• _GIVEN PROBLEM_
Copy each line holding the string "DISPLAY".

╭─ PROVIDED INFORMATION

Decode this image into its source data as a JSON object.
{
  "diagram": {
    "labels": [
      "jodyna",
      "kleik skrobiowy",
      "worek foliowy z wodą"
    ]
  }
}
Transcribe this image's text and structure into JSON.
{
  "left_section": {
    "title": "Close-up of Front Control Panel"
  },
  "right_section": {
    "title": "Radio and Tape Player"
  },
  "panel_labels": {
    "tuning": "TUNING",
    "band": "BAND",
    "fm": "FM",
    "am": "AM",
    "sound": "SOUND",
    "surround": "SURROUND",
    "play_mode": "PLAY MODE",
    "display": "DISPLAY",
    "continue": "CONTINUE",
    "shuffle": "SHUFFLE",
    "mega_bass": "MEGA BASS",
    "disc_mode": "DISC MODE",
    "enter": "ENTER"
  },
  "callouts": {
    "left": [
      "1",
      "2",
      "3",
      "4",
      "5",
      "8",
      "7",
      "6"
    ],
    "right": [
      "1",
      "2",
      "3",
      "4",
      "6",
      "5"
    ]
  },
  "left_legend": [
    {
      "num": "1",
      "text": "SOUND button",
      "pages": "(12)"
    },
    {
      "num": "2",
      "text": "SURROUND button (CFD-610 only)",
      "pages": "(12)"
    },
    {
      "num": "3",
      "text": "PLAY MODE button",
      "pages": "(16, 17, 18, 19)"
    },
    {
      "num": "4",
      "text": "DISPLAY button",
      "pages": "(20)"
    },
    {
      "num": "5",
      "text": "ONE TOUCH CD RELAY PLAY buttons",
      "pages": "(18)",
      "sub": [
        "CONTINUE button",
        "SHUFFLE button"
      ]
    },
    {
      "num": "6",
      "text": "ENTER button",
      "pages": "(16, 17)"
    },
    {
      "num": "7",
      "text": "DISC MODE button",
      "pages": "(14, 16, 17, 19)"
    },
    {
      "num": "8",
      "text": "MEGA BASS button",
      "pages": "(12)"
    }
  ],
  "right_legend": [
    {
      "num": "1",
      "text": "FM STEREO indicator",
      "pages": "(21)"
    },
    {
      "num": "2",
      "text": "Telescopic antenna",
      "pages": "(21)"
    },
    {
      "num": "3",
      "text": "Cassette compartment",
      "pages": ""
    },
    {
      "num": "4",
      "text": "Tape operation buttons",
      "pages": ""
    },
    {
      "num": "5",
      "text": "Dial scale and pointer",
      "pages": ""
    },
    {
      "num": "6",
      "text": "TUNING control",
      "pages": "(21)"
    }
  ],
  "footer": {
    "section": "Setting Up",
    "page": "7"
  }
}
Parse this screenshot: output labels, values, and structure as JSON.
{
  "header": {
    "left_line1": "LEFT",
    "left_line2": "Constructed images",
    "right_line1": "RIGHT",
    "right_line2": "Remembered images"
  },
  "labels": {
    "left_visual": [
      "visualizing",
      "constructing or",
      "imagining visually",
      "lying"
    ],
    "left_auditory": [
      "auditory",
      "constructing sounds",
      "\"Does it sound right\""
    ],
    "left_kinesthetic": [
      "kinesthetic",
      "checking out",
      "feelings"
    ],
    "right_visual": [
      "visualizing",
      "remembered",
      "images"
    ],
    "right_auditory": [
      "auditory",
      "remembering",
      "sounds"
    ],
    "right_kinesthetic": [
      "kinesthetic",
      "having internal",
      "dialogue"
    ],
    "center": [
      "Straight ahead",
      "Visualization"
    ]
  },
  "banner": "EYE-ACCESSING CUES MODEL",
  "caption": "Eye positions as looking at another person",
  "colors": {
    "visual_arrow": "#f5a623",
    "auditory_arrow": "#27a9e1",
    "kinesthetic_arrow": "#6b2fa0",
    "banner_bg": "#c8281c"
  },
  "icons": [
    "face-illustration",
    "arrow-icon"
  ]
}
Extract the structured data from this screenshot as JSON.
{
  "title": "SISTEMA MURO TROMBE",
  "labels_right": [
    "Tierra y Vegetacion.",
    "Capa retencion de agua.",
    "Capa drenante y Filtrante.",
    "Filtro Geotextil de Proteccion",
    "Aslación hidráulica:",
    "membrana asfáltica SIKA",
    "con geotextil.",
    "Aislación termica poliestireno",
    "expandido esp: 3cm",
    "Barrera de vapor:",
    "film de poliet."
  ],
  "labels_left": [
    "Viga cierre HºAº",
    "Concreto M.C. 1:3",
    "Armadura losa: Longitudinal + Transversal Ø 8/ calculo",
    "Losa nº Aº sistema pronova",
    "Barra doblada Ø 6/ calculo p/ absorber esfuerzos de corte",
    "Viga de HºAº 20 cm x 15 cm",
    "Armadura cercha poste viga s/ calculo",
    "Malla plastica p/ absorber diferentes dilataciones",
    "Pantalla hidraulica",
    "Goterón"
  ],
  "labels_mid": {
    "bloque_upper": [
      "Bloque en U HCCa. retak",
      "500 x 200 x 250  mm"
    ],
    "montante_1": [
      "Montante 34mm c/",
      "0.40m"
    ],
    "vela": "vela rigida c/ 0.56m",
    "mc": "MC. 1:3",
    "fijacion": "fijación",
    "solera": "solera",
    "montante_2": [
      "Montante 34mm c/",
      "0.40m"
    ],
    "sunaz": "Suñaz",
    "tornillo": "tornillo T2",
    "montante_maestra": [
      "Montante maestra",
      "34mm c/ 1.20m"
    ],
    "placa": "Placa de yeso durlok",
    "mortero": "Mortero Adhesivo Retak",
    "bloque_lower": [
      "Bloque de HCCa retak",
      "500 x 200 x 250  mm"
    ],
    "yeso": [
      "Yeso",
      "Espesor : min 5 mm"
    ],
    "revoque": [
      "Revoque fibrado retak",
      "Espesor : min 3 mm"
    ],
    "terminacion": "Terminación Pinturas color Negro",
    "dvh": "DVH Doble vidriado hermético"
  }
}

╰─

• _WORKED ANSWER_
    "display": "DISPLAY",
      "text": "DISPLAY button",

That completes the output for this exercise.